(Items from a data source)
****************************************

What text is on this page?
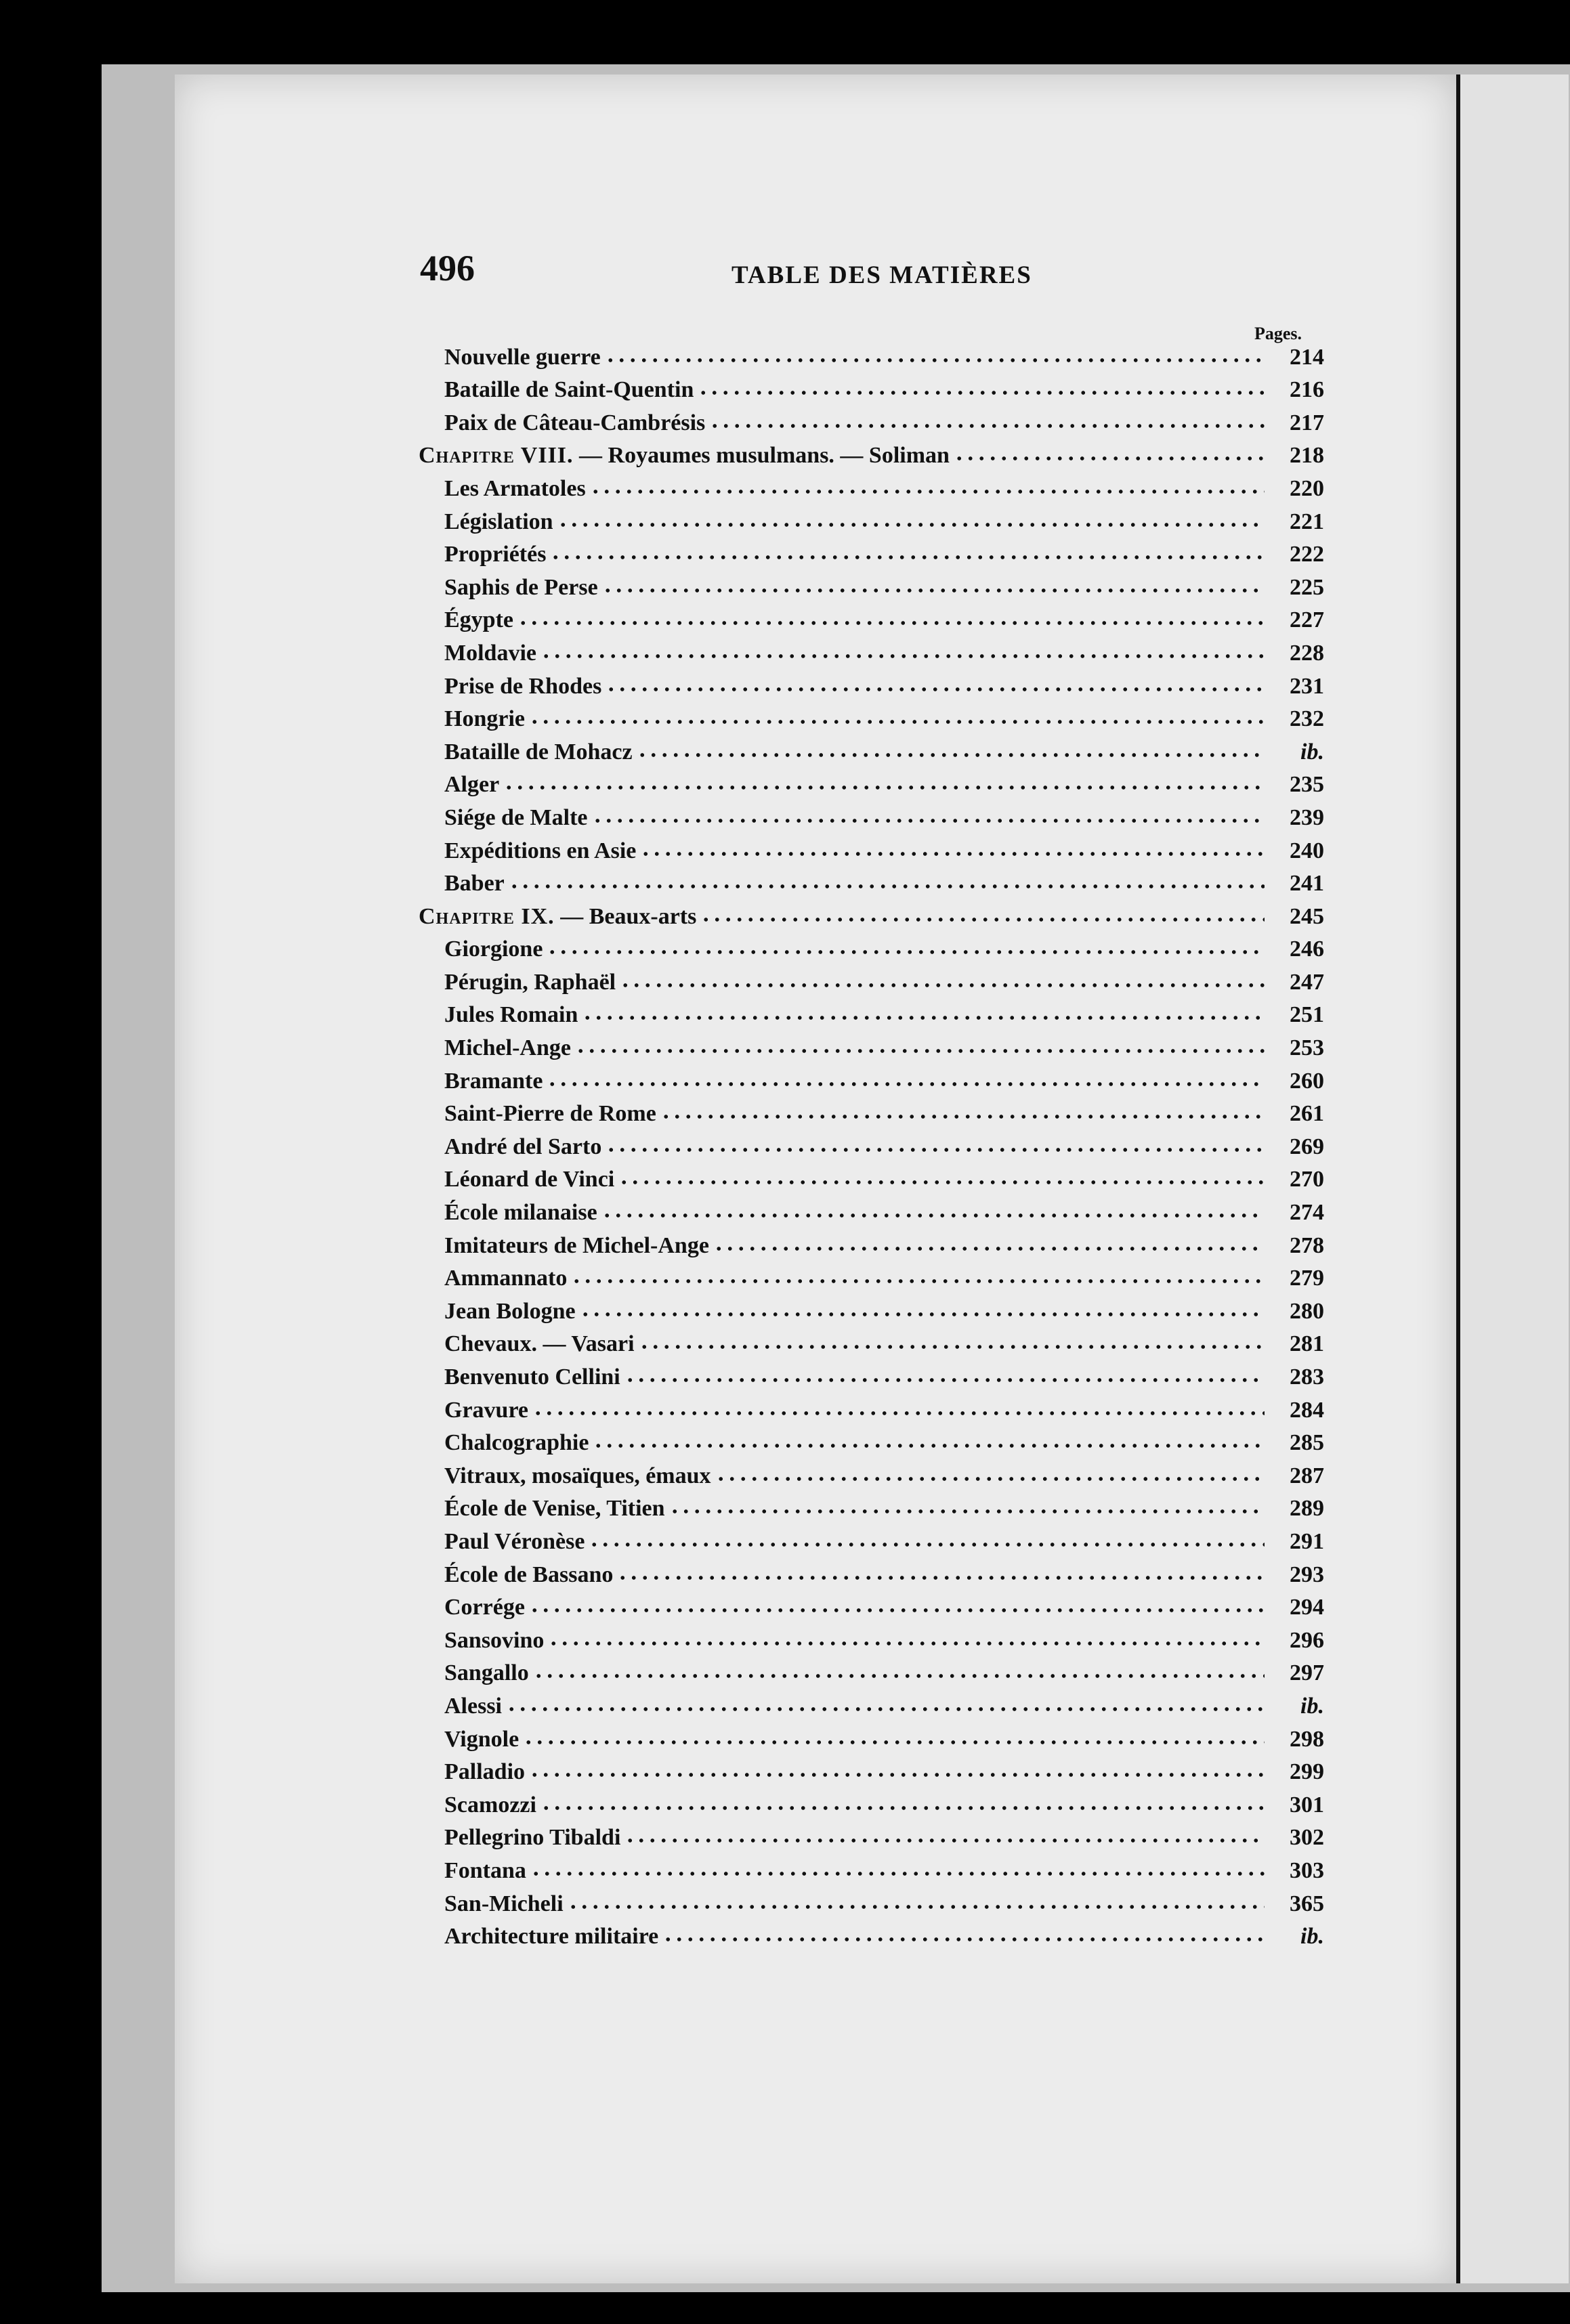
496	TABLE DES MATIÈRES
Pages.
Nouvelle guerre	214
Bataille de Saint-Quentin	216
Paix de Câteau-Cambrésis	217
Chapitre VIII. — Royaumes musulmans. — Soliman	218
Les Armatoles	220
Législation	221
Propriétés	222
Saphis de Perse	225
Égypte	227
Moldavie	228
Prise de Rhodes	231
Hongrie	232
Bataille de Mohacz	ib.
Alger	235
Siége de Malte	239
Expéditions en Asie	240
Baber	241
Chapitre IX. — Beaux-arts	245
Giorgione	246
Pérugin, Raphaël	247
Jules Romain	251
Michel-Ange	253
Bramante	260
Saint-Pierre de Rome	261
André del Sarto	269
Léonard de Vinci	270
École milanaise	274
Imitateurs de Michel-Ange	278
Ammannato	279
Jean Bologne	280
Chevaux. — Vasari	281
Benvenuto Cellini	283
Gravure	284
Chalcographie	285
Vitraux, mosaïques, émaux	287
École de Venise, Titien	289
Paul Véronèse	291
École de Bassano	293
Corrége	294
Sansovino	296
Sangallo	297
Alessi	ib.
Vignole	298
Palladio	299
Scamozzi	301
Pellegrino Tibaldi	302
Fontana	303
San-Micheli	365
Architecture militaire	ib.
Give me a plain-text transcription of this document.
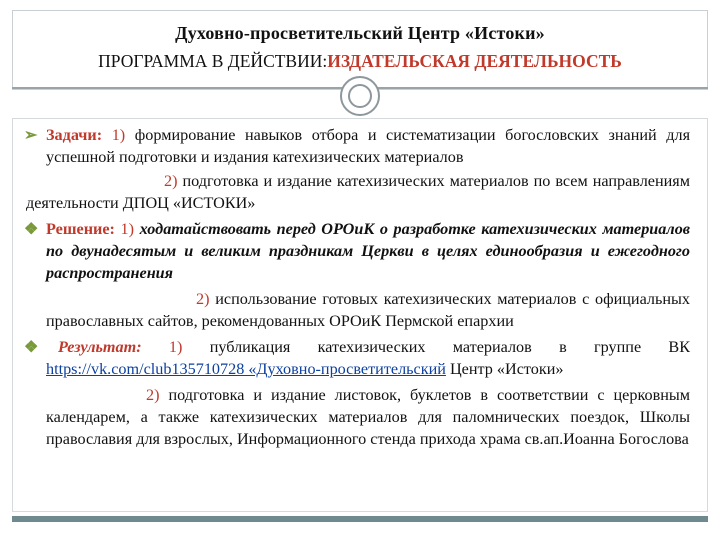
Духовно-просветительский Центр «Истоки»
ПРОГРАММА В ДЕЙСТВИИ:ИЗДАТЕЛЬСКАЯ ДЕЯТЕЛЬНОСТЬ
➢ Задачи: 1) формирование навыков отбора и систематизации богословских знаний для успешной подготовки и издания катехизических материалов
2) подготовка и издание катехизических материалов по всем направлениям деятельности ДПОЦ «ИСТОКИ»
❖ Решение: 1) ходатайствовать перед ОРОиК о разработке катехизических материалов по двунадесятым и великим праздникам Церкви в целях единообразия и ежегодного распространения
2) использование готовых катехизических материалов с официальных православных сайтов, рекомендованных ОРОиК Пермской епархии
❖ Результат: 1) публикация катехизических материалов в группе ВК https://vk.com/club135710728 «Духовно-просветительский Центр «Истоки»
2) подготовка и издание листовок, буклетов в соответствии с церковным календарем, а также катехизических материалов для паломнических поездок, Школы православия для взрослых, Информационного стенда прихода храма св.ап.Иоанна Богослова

****************************************

### Task statement
All of the records above must be copied exactly, except for the pictures.

### Output below
What text is on this page?
496	TABLE DES MATIÈRES
Pages.
Nouvelle guerre	214
Bataille de Saint-Quentin	216
Paix de Câteau-Cambrésis	217
Chapitre VIII. — Royaumes musulmans. — Soliman	218
Les Armatoles	220
Législation	221
Propriétés	222
Saphis de Perse	225
Égypte	227
Moldavie	228
Prise de Rhodes	231
Hongrie	232
Bataille de Mohacz	ib.
Alger	235
Siége de Malte	239
Expéditions en Asie	240
Baber	241
Chapitre IX. — Beaux-arts	245
Giorgione	246
Pérugin, Raphaël	247
Jules Romain	251
Michel-Ange	253
Bramante	260
Saint-Pierre de Rome	261
André del Sarto	269
Léonard de Vinci	270
École milanaise	274
Imitateurs de Michel-Ange	278
Ammannato	279
Jean Bologne	280
Chevaux. — Vasari	281
Benvenuto Cellini	283
Gravure	284
Chalcographie	285
Vitraux, mosaïques, émaux	287
École de Venise, Titien	289
Paul Véronèse	291
École de Bassano	293
Corrége	294
Sansovino	296
Sangallo	297
Alessi	ib.
Vignole	298
Palladio	299
Scamozzi	301
Pellegrino Tibaldi	302
Fontana	303
San-Micheli	365
Architecture militaire	ib.
Give me a plain-text transcription of this document.
Духовно-просветительский Центр «Истоки»
ПРОГРАММА В ДЕЙСТВИИ:ИЗДАТЕЛЬСКАЯ ДЕЯТЕЛЬНОСТЬ
➢ Задачи: 1) формирование навыков отбора и систематизации богословских знаний для успешной подготовки и издания катехизических материалов
2) подготовка и издание катехизических материалов по всем направлениям деятельности ДПОЦ «ИСТОКИ»
❖ Решение: 1) ходатайствовать перед ОРОиК о разработке катехизических материалов по двунадесятым и великим праздникам Церкви в целях единообразия и ежегодного распространения
2) использование готовых катехизических материалов с официальных православных сайтов, рекомендованных ОРОиК Пермской епархии
❖ Результат: 1) публикация катехизических материалов в группе ВК https://vk.com/club135710728 «Духовно-просветительский Центр «Истоки»
2) подготовка и издание листовок, буклетов в соответствии с церковным календарем, а также катехизических материалов для паломнических поездок, Школы православия для взрослых, Информационного стенда прихода храма св.ап.Иоанна Богослова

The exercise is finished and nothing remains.